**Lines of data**
....................
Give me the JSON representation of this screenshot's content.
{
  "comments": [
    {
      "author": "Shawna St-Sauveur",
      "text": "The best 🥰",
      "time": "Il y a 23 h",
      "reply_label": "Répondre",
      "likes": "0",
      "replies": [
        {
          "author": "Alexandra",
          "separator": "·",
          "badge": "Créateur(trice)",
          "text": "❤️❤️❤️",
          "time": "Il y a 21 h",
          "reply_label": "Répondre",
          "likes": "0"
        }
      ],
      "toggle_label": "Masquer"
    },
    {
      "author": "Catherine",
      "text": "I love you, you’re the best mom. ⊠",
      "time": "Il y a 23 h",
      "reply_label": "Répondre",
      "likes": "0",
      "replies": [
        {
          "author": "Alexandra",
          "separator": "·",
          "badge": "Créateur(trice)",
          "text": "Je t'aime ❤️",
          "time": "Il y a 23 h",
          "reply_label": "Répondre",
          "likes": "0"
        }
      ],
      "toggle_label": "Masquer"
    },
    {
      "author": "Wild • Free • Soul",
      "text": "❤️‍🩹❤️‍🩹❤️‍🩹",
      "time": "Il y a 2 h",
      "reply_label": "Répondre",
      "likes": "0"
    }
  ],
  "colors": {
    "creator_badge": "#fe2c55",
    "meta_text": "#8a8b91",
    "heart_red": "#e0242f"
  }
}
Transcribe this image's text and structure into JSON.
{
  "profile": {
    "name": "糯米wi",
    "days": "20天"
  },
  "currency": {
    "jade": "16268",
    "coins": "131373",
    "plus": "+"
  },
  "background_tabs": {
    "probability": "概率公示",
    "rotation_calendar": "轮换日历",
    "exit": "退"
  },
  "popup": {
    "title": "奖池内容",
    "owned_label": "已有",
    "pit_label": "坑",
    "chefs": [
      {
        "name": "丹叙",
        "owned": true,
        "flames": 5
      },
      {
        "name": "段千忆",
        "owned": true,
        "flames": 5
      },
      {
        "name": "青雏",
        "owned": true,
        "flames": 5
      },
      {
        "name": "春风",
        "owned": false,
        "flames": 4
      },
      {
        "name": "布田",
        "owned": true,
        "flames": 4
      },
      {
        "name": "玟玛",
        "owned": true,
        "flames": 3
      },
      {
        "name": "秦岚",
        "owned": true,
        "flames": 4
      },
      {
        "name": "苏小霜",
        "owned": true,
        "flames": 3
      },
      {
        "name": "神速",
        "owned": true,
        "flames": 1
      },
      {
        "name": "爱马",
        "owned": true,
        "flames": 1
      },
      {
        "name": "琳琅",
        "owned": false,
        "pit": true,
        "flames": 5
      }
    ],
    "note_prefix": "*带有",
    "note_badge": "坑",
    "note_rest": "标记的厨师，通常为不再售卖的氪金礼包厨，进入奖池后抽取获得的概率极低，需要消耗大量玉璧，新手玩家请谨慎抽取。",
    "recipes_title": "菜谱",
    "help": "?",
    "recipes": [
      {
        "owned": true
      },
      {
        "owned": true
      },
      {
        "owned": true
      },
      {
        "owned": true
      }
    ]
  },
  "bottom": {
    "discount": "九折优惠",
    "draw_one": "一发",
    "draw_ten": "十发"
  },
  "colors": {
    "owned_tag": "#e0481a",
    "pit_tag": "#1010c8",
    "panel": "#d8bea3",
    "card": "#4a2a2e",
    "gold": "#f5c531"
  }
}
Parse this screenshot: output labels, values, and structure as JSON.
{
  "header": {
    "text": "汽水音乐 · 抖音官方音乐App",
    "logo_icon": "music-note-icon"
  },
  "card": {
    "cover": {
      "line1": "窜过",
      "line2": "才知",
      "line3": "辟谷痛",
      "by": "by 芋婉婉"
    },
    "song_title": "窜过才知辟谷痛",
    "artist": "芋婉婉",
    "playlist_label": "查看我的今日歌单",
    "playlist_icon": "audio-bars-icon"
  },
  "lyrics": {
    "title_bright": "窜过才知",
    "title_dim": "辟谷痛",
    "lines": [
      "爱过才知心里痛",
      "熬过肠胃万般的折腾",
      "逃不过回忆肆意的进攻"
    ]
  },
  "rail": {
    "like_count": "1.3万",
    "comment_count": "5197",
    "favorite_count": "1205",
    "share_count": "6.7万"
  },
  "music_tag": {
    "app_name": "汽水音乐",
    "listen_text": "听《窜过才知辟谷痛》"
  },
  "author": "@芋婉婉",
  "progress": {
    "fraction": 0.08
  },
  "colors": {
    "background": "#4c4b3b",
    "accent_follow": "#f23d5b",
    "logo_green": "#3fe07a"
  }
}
....................
**Job**
Each record should come back exactly as written.

**Task answer**
Give me the JSON representation of this screenshot's content.
{
  "comments": [
    {
      "author": "Shawna St-Sauveur",
      "text": "The best 🥰",
      "time": "Il y a 23 h",
      "reply_label": "Répondre",
      "likes": "0",
      "replies": [
        {
          "author": "Alexandra",
          "separator": "·",
          "badge": "Créateur(trice)",
          "text": "❤️❤️❤️",
          "time": "Il y a 21 h",
          "reply_label": "Répondre",
          "likes": "0"
        }
      ],
      "toggle_label": "Masquer"
    },
    {
      "author": "Catherine",
      "text": "I love you, you’re the best mom. ⊠",
      "time": "Il y a 23 h",
      "reply_label": "Répondre",
      "likes": "0",
      "replies": [
        {
          "author": "Alexandra",
          "separator": "·",
          "badge": "Créateur(trice)",
          "text": "Je t'aime ❤️",
          "time": "Il y a 23 h",
          "reply_label": "Répondre",
          "likes": "0"
        }
      ],
      "toggle_label": "Masquer"
    },
    {
      "author": "Wild • Free • Soul",
      "text": "❤️‍🩹❤️‍🩹❤️‍🩹",
      "time": "Il y a 2 h",
      "reply_label": "Répondre",
      "likes": "0"
    }
  ],
  "colors": {
    "creator_badge": "#fe2c55",
    "meta_text": "#8a8b91",
    "heart_red": "#e0242f"
  }
}
Transcribe this image's text and structure into JSON.
{
  "profile": {
    "name": "糯米wi",
    "days": "20天"
  },
  "currency": {
    "jade": "16268",
    "coins": "131373",
    "plus": "+"
  },
  "background_tabs": {
    "probability": "概率公示",
    "rotation_calendar": "轮换日历",
    "exit": "退"
  },
  "popup": {
    "title": "奖池内容",
    "owned_label": "已有",
    "pit_label": "坑",
    "chefs": [
      {
        "name": "丹叙",
        "owned": true,
        "flames": 5
      },
      {
        "name": "段千忆",
        "owned": true,
        "flames": 5
      },
      {
        "name": "青雏",
        "owned": true,
        "flames": 5
      },
      {
        "name": "春风",
        "owned": false,
        "flames": 4
      },
      {
        "name": "布田",
        "owned": true,
        "flames": 4
      },
      {
        "name": "玟玛",
        "owned": true,
        "flames": 3
      },
      {
        "name": "秦岚",
        "owned": true,
        "flames": 4
      },
      {
        "name": "苏小霜",
        "owned": true,
        "flames": 3
      },
      {
        "name": "神速",
        "owned": true,
        "flames": 1
      },
      {
        "name": "爱马",
        "owned": true,
        "flames": 1
      },
      {
        "name": "琳琅",
        "owned": false,
        "pit": true,
        "flames": 5
      }
    ],
    "note_prefix": "*带有",
    "note_badge": "坑",
    "note_rest": "标记的厨师，通常为不再售卖的氪金礼包厨，进入奖池后抽取获得的概率极低，需要消耗大量玉璧，新手玩家请谨慎抽取。",
    "recipes_title": "菜谱",
    "help": "?",
    "recipes": [
      {
        "owned": true
      },
      {
        "owned": true
      },
      {
        "owned": true
      },
      {
        "owned": true
      }
    ]
  },
  "bottom": {
    "discount": "九折优惠",
    "draw_one": "一发",
    "draw_ten": "十发"
  },
  "colors": {
    "owned_tag": "#e0481a",
    "pit_tag": "#1010c8",
    "panel": "#d8bea3",
    "card": "#4a2a2e",
    "gold": "#f5c531"
  }
}
Parse this screenshot: output labels, values, and structure as JSON.
{
  "header": {
    "text": "汽水音乐 · 抖音官方音乐App",
    "logo_icon": "music-note-icon"
  },
  "card": {
    "cover": {
      "line1": "窜过",
      "line2": "才知",
      "line3": "辟谷痛",
      "by": "by 芋婉婉"
    },
    "song_title": "窜过才知辟谷痛",
    "artist": "芋婉婉",
    "playlist_label": "查看我的今日歌单",
    "playlist_icon": "audio-bars-icon"
  },
  "lyrics": {
    "title_bright": "窜过才知",
    "title_dim": "辟谷痛",
    "lines": [
      "爱过才知心里痛",
      "熬过肠胃万般的折腾",
      "逃不过回忆肆意的进攻"
    ]
  },
  "rail": {
    "like_count": "1.3万",
    "comment_count": "5197",
    "favorite_count": "1205",
    "share_count": "6.7万"
  },
  "music_tag": {
    "app_name": "汽水音乐",
    "listen_text": "听《窜过才知辟谷痛》"
  },
  "author": "@芋婉婉",
  "progress": {
    "fraction": 0.08
  },
  "colors": {
    "background": "#4c4b3b",
    "accent_follow": "#f23d5b",
    "logo_green": "#3fe07a"
  }
}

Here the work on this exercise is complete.